> **To do**:
Each entry should be quoted word for word, including every mark of punctuation.

> **Records shown**:
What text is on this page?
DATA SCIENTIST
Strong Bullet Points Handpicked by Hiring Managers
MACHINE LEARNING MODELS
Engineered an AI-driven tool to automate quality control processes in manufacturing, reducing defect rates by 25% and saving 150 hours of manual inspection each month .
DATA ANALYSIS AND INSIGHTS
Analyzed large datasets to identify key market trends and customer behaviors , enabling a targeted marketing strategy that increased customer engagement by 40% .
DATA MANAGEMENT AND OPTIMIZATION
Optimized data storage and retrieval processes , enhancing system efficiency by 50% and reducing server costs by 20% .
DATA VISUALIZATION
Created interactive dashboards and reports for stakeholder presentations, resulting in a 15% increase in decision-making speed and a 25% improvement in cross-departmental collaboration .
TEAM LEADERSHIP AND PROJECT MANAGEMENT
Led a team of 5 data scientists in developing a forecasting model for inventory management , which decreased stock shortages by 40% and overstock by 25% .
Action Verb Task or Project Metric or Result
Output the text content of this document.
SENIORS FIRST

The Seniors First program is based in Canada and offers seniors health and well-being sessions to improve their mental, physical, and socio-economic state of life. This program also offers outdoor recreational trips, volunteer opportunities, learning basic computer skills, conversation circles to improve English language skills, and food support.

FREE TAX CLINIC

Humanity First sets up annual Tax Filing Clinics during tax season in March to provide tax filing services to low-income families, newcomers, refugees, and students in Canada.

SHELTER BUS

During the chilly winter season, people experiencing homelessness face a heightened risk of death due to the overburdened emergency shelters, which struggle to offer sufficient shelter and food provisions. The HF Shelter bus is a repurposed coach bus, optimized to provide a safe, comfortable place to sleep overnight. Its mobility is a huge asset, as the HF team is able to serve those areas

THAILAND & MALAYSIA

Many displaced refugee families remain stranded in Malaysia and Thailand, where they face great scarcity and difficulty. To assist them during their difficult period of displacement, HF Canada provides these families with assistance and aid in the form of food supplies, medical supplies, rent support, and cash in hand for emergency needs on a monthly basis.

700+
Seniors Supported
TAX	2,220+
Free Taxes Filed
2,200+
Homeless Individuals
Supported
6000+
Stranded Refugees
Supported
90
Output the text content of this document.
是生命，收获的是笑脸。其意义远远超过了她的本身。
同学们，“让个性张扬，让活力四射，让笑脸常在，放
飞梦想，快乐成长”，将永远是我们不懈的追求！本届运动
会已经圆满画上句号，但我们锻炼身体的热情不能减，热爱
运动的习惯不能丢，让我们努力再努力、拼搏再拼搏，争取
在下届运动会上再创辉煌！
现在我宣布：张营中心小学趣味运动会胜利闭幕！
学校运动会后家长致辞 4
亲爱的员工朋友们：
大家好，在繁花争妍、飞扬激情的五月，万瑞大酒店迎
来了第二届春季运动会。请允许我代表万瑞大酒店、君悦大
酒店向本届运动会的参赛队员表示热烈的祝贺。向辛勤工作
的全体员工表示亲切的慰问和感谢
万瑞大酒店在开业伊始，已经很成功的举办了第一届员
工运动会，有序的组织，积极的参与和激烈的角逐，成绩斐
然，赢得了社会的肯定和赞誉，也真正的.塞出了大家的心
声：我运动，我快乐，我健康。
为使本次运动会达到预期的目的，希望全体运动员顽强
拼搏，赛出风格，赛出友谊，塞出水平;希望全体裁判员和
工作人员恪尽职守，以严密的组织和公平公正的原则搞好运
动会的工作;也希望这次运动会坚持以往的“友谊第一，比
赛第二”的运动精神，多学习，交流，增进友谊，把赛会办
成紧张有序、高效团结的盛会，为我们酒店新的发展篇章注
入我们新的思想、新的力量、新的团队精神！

> **Solution to this problem**:
What text is on this page?
DATA SCIENTIST
Strong Bullet Points Handpicked by Hiring Managers
MACHINE LEARNING MODELS
Engineered an AI-driven tool to automate quality control processes in manufacturing, reducing defect rates by 25% and saving 150 hours of manual inspection each month .
DATA ANALYSIS AND INSIGHTS
Analyzed large datasets to identify key market trends and customer behaviors , enabling a targeted marketing strategy that increased customer engagement by 40% .
DATA MANAGEMENT AND OPTIMIZATION
Optimized data storage and retrieval processes , enhancing system efficiency by 50% and reducing server costs by 20% .
DATA VISUALIZATION
Created interactive dashboards and reports for stakeholder presentations, resulting in a 15% increase in decision-making speed and a 25% improvement in cross-departmental collaboration .
TEAM LEADERSHIP AND PROJECT MANAGEMENT
Led a team of 5 data scientists in developing a forecasting model for inventory management , which decreased stock shortages by 40% and overstock by 25% .
Action Verb Task or Project Metric or Result
Output the text content of this document.
SENIORS FIRST

The Seniors First program is based in Canada and offers seniors health and well-being sessions to improve their mental, physical, and socio-economic state of life. This program also offers outdoor recreational trips, volunteer opportunities, learning basic computer skills, conversation circles to improve English language skills, and food support.

FREE TAX CLINIC

Humanity First sets up annual Tax Filing Clinics during tax season in March to provide tax filing services to low-income families, newcomers, refugees, and students in Canada.

SHELTER BUS

During the chilly winter season, people experiencing homelessness face a heightened risk of death due to the overburdened emergency shelters, which struggle to offer sufficient shelter and food provisions. The HF Shelter bus is a repurposed coach bus, optimized to provide a safe, comfortable place to sleep overnight. Its mobility is a huge asset, as the HF team is able to serve those areas

THAILAND & MALAYSIA

Many displaced refugee families remain stranded in Malaysia and Thailand, where they face great scarcity and difficulty. To assist them during their difficult period of displacement, HF Canada provides these families with assistance and aid in the form of food supplies, medical supplies, rent support, and cash in hand for emergency needs on a monthly basis.

700+
Seniors Supported
TAX	2,220+
Free Taxes Filed
2,200+
Homeless Individuals
Supported
6000+
Stranded Refugees
Supported
90
Output the text content of this document.
是生命，收获的是笑脸。其意义远远超过了她的本身。
同学们，“让个性张扬，让活力四射，让笑脸常在，放
飞梦想，快乐成长”，将永远是我们不懈的追求！本届运动
会已经圆满画上句号，但我们锻炼身体的热情不能减，热爱
运动的习惯不能丢，让我们努力再努力、拼搏再拼搏，争取
在下届运动会上再创辉煌！
现在我宣布：张营中心小学趣味运动会胜利闭幕！
学校运动会后家长致辞 4
亲爱的员工朋友们：
大家好，在繁花争妍、飞扬激情的五月，万瑞大酒店迎
来了第二届春季运动会。请允许我代表万瑞大酒店、君悦大
酒店向本届运动会的参赛队员表示热烈的祝贺。向辛勤工作
的全体员工表示亲切的慰问和感谢
万瑞大酒店在开业伊始，已经很成功的举办了第一届员
工运动会，有序的组织，积极的参与和激烈的角逐，成绩斐
然，赢得了社会的肯定和赞誉，也真正的.塞出了大家的心
声：我运动，我快乐，我健康。
为使本次运动会达到预期的目的，希望全体运动员顽强
拼搏，赛出风格，赛出友谊，塞出水平;希望全体裁判员和
工作人员恪尽职守，以严密的组织和公平公正的原则搞好运
动会的工作;也希望这次运动会坚持以往的“友谊第一，比
赛第二”的运动精神，多学习，交流，增进友谊，把赛会办
成紧张有序、高效团结的盛会，为我们酒店新的发展篇章注
入我们新的思想、新的力量、新的团队精神！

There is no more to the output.